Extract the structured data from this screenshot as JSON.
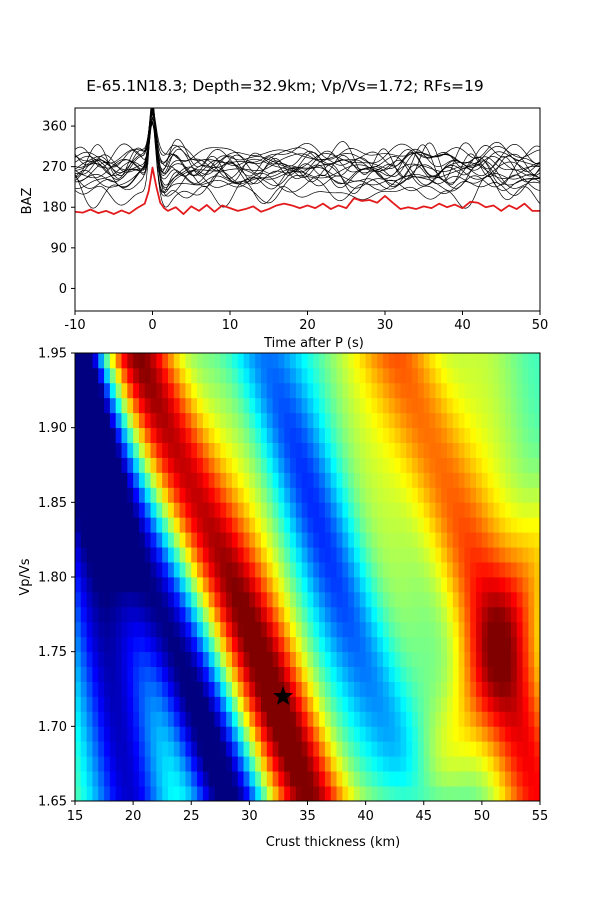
{
  "chart_data": [
    {
      "type": "line",
      "title": "E-65.1N18.3; Depth=32.9km; Vp/Vs=1.72; RFs=19",
      "xlabel": "Time after P (s)",
      "ylabel": "BAZ",
      "xlim": [
        -10,
        50
      ],
      "ylim": [
        -50,
        400
      ],
      "x_ticks": [
        -10,
        0,
        10,
        20,
        30,
        40,
        50
      ],
      "y_ticks": [
        0,
        90,
        180,
        270,
        360
      ],
      "traces": {
        "count": 19,
        "color": "#000000",
        "baseline_baz": [
          210,
          225,
          235,
          240,
          245,
          250,
          255,
          258,
          262,
          265,
          268,
          272,
          275,
          278,
          282,
          286,
          290,
          295,
          300
        ],
        "peak_time": 0,
        "peak_baz": 390
      },
      "stack": {
        "color": "#e31a1c",
        "baseline": 170,
        "x": [
          -10,
          -9,
          -8,
          -7,
          -6,
          -5,
          -4,
          -3,
          -2,
          -1,
          -0.5,
          0,
          0.5,
          1,
          1.5,
          2,
          3,
          4,
          5,
          6,
          7,
          8,
          9,
          10,
          11,
          12,
          13,
          14,
          15,
          16,
          17,
          18,
          19,
          20,
          21,
          22,
          23,
          24,
          25,
          26,
          27,
          28,
          29,
          30,
          31,
          32,
          33,
          34,
          35,
          36,
          37,
          38,
          39,
          40,
          41,
          42,
          43,
          44,
          45,
          46,
          47,
          48,
          49,
          50
        ],
        "y": [
          170,
          168,
          175,
          167,
          172,
          165,
          173,
          166,
          178,
          188,
          215,
          268,
          225,
          190,
          178,
          172,
          180,
          165,
          182,
          172,
          185,
          170,
          184,
          178,
          172,
          176,
          182,
          170,
          176,
          184,
          188,
          184,
          178,
          184,
          178,
          188,
          176,
          184,
          178,
          200,
          194,
          196,
          190,
          205,
          190,
          176,
          180,
          176,
          182,
          178,
          188,
          180,
          186,
          178,
          192,
          190,
          180,
          184,
          172,
          184,
          176,
          188,
          172,
          172
        ]
      }
    },
    {
      "type": "heatmap",
      "xlabel": "Crust thickness (km)",
      "ylabel": "Vp/Vs",
      "xlim": [
        15,
        55
      ],
      "ylim": [
        1.65,
        1.95
      ],
      "x_ticks": [
        15,
        20,
        25,
        30,
        35,
        40,
        45,
        50,
        55
      ],
      "y_ticks": [
        1.65,
        1.7,
        1.75,
        1.8,
        1.85,
        1.9,
        1.95
      ],
      "colormap": "jet",
      "grid": {
        "nx": 80,
        "ny": 30
      },
      "ridges": [
        {
          "kind": "min",
          "H_at_vpvs_1_68": 27,
          "slope_km_per_unit": 46,
          "amp": -1.0
        },
        {
          "kind": "max",
          "H_at_vpvs_1_68": 34,
          "slope_km_per_unit": 50,
          "amp": 1.0
        },
        {
          "kind": "min",
          "H_at_vpvs_1_68": 19.5,
          "slope_km_per_unit": 20,
          "amp": -0.85
        },
        {
          "kind": "max",
          "H_at_vpvs_1_68": 47,
          "slope_km_per_unit": -60,
          "amp": 0.35
        },
        {
          "kind": "min",
          "H_at_vpvs_1_68": 43,
          "slope_km_per_unit": 45,
          "amp": -0.55
        },
        {
          "kind": "max",
          "H_at_vpvs_1_68": 54,
          "slope_km_per_unit": 40,
          "amp": 0.65
        }
      ],
      "best_fit": {
        "thickness_km": 32.9,
        "vpvs": 1.72,
        "marker": "star",
        "color": "#000000"
      }
    }
  ]
}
--------
— Exercise aim —
Reproduce the material above in full and without alteration, but skip all pictures.

— Final result —
Extract the structured data from this screenshot as JSON.
{
  "chart_data": [
    {
      "type": "line",
      "title": "E-65.1N18.3; Depth=32.9km; Vp/Vs=1.72; RFs=19",
      "xlabel": "Time after P (s)",
      "ylabel": "BAZ",
      "xlim": [
        -10,
        50
      ],
      "ylim": [
        -50,
        400
      ],
      "x_ticks": [
        -10,
        0,
        10,
        20,
        30,
        40,
        50
      ],
      "y_ticks": [
        0,
        90,
        180,
        270,
        360
      ],
      "traces": {
        "count": 19,
        "color": "#000000",
        "baseline_baz": [
          210,
          225,
          235,
          240,
          245,
          250,
          255,
          258,
          262,
          265,
          268,
          272,
          275,
          278,
          282,
          286,
          290,
          295,
          300
        ],
        "peak_time": 0,
        "peak_baz": 390
      },
      "stack": {
        "color": "#e31a1c",
        "baseline": 170,
        "x": [
          -10,
          -9,
          -8,
          -7,
          -6,
          -5,
          -4,
          -3,
          -2,
          -1,
          -0.5,
          0,
          0.5,
          1,
          1.5,
          2,
          3,
          4,
          5,
          6,
          7,
          8,
          9,
          10,
          11,
          12,
          13,
          14,
          15,
          16,
          17,
          18,
          19,
          20,
          21,
          22,
          23,
          24,
          25,
          26,
          27,
          28,
          29,
          30,
          31,
          32,
          33,
          34,
          35,
          36,
          37,
          38,
          39,
          40,
          41,
          42,
          43,
          44,
          45,
          46,
          47,
          48,
          49,
          50
        ],
        "y": [
          170,
          168,
          175,
          167,
          172,
          165,
          173,
          166,
          178,
          188,
          215,
          268,
          225,
          190,
          178,
          172,
          180,
          165,
          182,
          172,
          185,
          170,
          184,
          178,
          172,
          176,
          182,
          170,
          176,
          184,
          188,
          184,
          178,
          184,
          178,
          188,
          176,
          184,
          178,
          200,
          194,
          196,
          190,
          205,
          190,
          176,
          180,
          176,
          182,
          178,
          188,
          180,
          186,
          178,
          192,
          190,
          180,
          184,
          172,
          184,
          176,
          188,
          172,
          172
        ]
      }
    },
    {
      "type": "heatmap",
      "xlabel": "Crust thickness (km)",
      "ylabel": "Vp/Vs",
      "xlim": [
        15,
        55
      ],
      "ylim": [
        1.65,
        1.95
      ],
      "x_ticks": [
        15,
        20,
        25,
        30,
        35,
        40,
        45,
        50,
        55
      ],
      "y_ticks": [
        1.65,
        1.7,
        1.75,
        1.8,
        1.85,
        1.9,
        1.95
      ],
      "colormap": "jet",
      "grid": {
        "nx": 80,
        "ny": 30
      },
      "ridges": [
        {
          "kind": "min",
          "H_at_vpvs_1_68": 27,
          "slope_km_per_unit": 46,
          "amp": -1.0
        },
        {
          "kind": "max",
          "H_at_vpvs_1_68": 34,
          "slope_km_per_unit": 50,
          "amp": 1.0
        },
        {
          "kind": "min",
          "H_at_vpvs_1_68": 19.5,
          "slope_km_per_unit": 20,
          "amp": -0.85
        },
        {
          "kind": "max",
          "H_at_vpvs_1_68": 47,
          "slope_km_per_unit": -60,
          "amp": 0.35
        },
        {
          "kind": "min",
          "H_at_vpvs_1_68": 43,
          "slope_km_per_unit": 45,
          "amp": -0.55
        },
        {
          "kind": "max",
          "H_at_vpvs_1_68": 54,
          "slope_km_per_unit": 40,
          "amp": 0.65
        }
      ],
      "best_fit": {
        "thickness_km": 32.9,
        "vpvs": 1.72,
        "marker": "star",
        "color": "#000000"
      }
    }
  ]
}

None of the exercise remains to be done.